::: Records :::

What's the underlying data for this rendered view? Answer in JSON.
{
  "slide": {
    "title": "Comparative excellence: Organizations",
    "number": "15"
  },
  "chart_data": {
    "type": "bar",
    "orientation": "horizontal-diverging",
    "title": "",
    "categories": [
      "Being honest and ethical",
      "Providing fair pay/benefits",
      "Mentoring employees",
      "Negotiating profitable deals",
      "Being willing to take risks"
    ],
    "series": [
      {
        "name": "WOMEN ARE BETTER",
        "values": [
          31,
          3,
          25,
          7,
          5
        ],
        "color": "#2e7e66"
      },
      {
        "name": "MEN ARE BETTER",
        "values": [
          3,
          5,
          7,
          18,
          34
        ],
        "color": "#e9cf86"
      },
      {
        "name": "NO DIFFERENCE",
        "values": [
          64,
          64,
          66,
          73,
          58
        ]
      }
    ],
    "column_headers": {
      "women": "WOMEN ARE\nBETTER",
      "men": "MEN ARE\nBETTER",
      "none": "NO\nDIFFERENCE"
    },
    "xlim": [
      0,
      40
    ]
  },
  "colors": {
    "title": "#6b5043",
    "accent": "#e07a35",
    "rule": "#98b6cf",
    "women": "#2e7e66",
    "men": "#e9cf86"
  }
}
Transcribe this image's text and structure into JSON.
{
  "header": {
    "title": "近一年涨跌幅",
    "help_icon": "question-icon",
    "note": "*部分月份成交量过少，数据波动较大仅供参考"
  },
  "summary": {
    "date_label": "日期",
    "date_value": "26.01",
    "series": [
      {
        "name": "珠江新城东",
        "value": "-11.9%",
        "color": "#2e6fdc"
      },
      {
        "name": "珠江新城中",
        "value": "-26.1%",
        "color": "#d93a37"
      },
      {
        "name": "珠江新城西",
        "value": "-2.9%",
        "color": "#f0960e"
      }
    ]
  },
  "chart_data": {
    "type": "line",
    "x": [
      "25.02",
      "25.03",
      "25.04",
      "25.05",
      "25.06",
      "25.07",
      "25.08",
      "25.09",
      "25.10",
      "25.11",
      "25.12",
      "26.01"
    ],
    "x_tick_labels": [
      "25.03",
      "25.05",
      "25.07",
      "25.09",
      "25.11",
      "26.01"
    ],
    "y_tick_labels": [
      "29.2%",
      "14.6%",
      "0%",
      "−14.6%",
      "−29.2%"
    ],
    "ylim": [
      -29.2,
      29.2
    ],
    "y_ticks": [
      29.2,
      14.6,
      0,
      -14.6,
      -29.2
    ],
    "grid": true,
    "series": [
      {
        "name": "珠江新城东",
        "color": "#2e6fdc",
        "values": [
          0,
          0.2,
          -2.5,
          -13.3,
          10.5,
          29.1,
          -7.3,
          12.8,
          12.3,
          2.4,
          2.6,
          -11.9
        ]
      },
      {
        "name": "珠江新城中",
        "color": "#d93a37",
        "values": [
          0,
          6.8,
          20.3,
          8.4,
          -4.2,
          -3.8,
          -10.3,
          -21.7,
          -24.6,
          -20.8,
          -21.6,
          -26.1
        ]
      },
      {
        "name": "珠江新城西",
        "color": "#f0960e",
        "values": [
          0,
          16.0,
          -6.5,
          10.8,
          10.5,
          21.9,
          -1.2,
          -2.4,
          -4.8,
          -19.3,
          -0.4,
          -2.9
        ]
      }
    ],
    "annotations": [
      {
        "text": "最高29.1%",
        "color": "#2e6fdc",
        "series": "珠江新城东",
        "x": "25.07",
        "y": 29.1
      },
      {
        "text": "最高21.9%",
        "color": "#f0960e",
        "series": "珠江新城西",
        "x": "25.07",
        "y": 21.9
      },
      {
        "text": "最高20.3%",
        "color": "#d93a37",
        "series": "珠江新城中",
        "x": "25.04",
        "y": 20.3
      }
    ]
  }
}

:::

Requirements: Extract all of the material exactly as it is written.

Worked answer:
What's the underlying data for this rendered view? Answer in JSON.
{
  "slide": {
    "title": "Comparative excellence: Organizations",
    "number": "15"
  },
  "chart_data": {
    "type": "bar",
    "orientation": "horizontal-diverging",
    "title": "",
    "categories": [
      "Being honest and ethical",
      "Providing fair pay/benefits",
      "Mentoring employees",
      "Negotiating profitable deals",
      "Being willing to take risks"
    ],
    "series": [
      {
        "name": "WOMEN ARE BETTER",
        "values": [
          31,
          3,
          25,
          7,
          5
        ],
        "color": "#2e7e66"
      },
      {
        "name": "MEN ARE BETTER",
        "values": [
          3,
          5,
          7,
          18,
          34
        ],
        "color": "#e9cf86"
      },
      {
        "name": "NO DIFFERENCE",
        "values": [
          64,
          64,
          66,
          73,
          58
        ]
      }
    ],
    "column_headers": {
      "women": "WOMEN ARE\nBETTER",
      "men": "MEN ARE\nBETTER",
      "none": "NO\nDIFFERENCE"
    },
    "xlim": [
      0,
      40
    ]
  },
  "colors": {
    "title": "#6b5043",
    "accent": "#e07a35",
    "rule": "#98b6cf",
    "women": "#2e7e66",
    "men": "#e9cf86"
  }
}
Transcribe this image's text and structure into JSON.
{
  "header": {
    "title": "近一年涨跌幅",
    "help_icon": "question-icon",
    "note": "*部分月份成交量过少，数据波动较大仅供参考"
  },
  "summary": {
    "date_label": "日期",
    "date_value": "26.01",
    "series": [
      {
        "name": "珠江新城东",
        "value": "-11.9%",
        "color": "#2e6fdc"
      },
      {
        "name": "珠江新城中",
        "value": "-26.1%",
        "color": "#d93a37"
      },
      {
        "name": "珠江新城西",
        "value": "-2.9%",
        "color": "#f0960e"
      }
    ]
  },
  "chart_data": {
    "type": "line",
    "x": [
      "25.02",
      "25.03",
      "25.04",
      "25.05",
      "25.06",
      "25.07",
      "25.08",
      "25.09",
      "25.10",
      "25.11",
      "25.12",
      "26.01"
    ],
    "x_tick_labels": [
      "25.03",
      "25.05",
      "25.07",
      "25.09",
      "25.11",
      "26.01"
    ],
    "y_tick_labels": [
      "29.2%",
      "14.6%",
      "0%",
      "−14.6%",
      "−29.2%"
    ],
    "ylim": [
      -29.2,
      29.2
    ],
    "y_ticks": [
      29.2,
      14.6,
      0,
      -14.6,
      -29.2
    ],
    "grid": true,
    "series": [
      {
        "name": "珠江新城东",
        "color": "#2e6fdc",
        "values": [
          0,
          0.2,
          -2.5,
          -13.3,
          10.5,
          29.1,
          -7.3,
          12.8,
          12.3,
          2.4,
          2.6,
          -11.9
        ]
      },
      {
        "name": "珠江新城中",
        "color": "#d93a37",
        "values": [
          0,
          6.8,
          20.3,
          8.4,
          -4.2,
          -3.8,
          -10.3,
          -21.7,
          -24.6,
          -20.8,
          -21.6,
          -26.1
        ]
      },
      {
        "name": "珠江新城西",
        "color": "#f0960e",
        "values": [
          0,
          16.0,
          -6.5,
          10.8,
          10.5,
          21.9,
          -1.2,
          -2.4,
          -4.8,
          -19.3,
          -0.4,
          -2.9
        ]
      }
    ],
    "annotations": [
      {
        "text": "最高29.1%",
        "color": "#2e6fdc",
        "series": "珠江新城东",
        "x": "25.07",
        "y": 29.1
      },
      {
        "text": "最高21.9%",
        "color": "#f0960e",
        "series": "珠江新城西",
        "x": "25.07",
        "y": 21.9
      },
      {
        "text": "最高20.3%",
        "color": "#d93a37",
        "series": "珠江新城中",
        "x": "25.04",
        "y": 20.3
      }
    ]
  }
}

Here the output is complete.